━━ INFORMATION SUPPLIED ━━

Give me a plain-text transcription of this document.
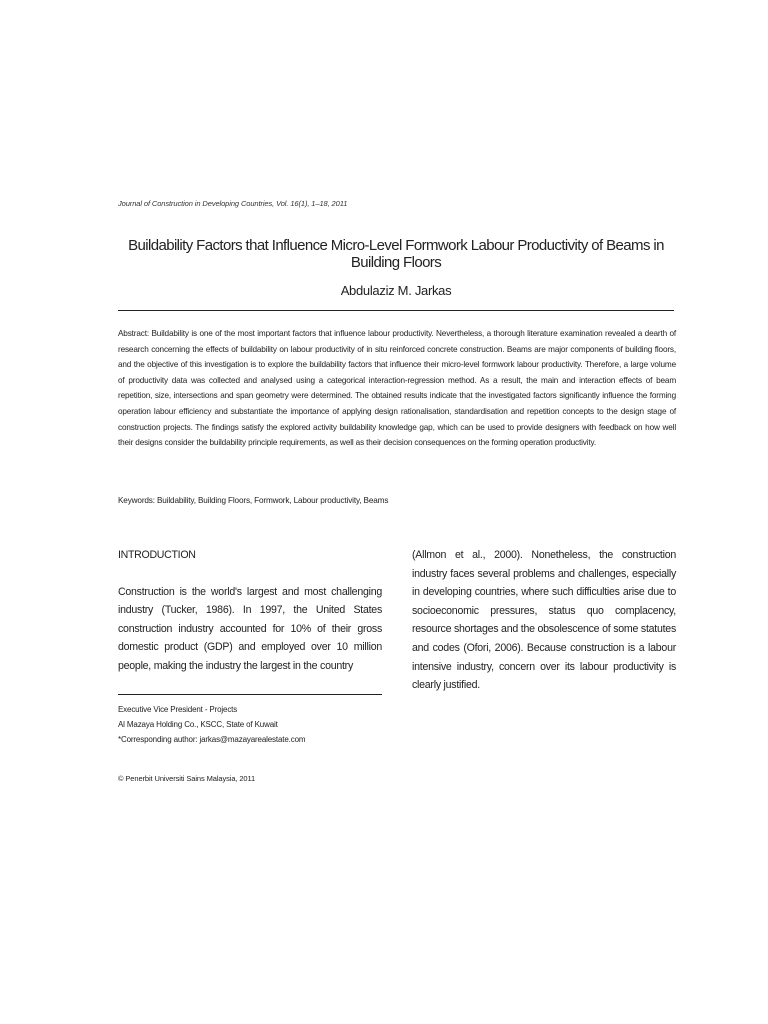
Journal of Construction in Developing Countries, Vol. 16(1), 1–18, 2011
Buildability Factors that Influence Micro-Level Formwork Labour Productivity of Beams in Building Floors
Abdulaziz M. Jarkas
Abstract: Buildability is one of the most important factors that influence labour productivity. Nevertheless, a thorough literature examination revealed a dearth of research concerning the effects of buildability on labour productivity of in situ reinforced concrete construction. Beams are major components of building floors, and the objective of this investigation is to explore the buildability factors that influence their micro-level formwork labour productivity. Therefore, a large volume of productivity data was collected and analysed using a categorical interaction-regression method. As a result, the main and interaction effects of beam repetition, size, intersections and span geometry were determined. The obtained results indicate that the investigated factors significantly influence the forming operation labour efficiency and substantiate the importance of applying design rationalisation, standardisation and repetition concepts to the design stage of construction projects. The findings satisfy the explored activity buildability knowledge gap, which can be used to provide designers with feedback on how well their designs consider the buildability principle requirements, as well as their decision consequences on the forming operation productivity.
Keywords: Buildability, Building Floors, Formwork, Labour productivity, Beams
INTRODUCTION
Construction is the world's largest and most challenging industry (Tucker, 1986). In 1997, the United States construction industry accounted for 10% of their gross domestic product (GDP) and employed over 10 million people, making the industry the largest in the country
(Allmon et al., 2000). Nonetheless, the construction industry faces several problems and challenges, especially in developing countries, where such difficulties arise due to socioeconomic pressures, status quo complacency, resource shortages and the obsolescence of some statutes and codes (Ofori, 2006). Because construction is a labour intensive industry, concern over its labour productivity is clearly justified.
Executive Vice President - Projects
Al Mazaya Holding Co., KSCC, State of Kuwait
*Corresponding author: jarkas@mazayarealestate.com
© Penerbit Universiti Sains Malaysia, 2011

━━━

■ STATED PROBLEM: Leave out the pictures and copy every record above exactly.

■ FULL SOLUTION:
Give me a plain-text transcription of this document.
Journal of Construction in Developing Countries, Vol. 16(1), 1–18, 2011
Buildability Factors that Influence Micro-Level Formwork Labour Productivity of Beams in Building Floors
Abdulaziz M. Jarkas
Abstract: Buildability is one of the most important factors that influence labour productivity. Nevertheless, a thorough literature examination revealed a dearth of research concerning the effects of buildability on labour productivity of in situ reinforced concrete construction. Beams are major components of building floors, and the objective of this investigation is to explore the buildability factors that influence their micro-level formwork labour productivity. Therefore, a large volume of productivity data was collected and analysed using a categorical interaction-regression method. As a result, the main and interaction effects of beam repetition, size, intersections and span geometry were determined. The obtained results indicate that the investigated factors significantly influence the forming operation labour efficiency and substantiate the importance of applying design rationalisation, standardisation and repetition concepts to the design stage of construction projects. The findings satisfy the explored activity buildability knowledge gap, which can be used to provide designers with feedback on how well their designs consider the buildability principle requirements, as well as their decision consequences on the forming operation productivity.
Keywords: Buildability, Building Floors, Formwork, Labour productivity, Beams
INTRODUCTION
Construction is the world's largest and most challenging industry (Tucker, 1986). In 1997, the United States construction industry accounted for 10% of their gross domestic product (GDP) and employed over 10 million people, making the industry the largest in the country
(Allmon et al., 2000). Nonetheless, the construction industry faces several problems and challenges, especially in developing countries, where such difficulties arise due to socioeconomic pressures, status quo complacency, resource shortages and the obsolescence of some statutes and codes (Ofori, 2006). Because construction is a labour intensive industry, concern over its labour productivity is clearly justified.
Executive Vice President - Projects
Al Mazaya Holding Co., KSCC, State of Kuwait
*Corresponding author: jarkas@mazayarealestate.com
© Penerbit Universiti Sains Malaysia, 2011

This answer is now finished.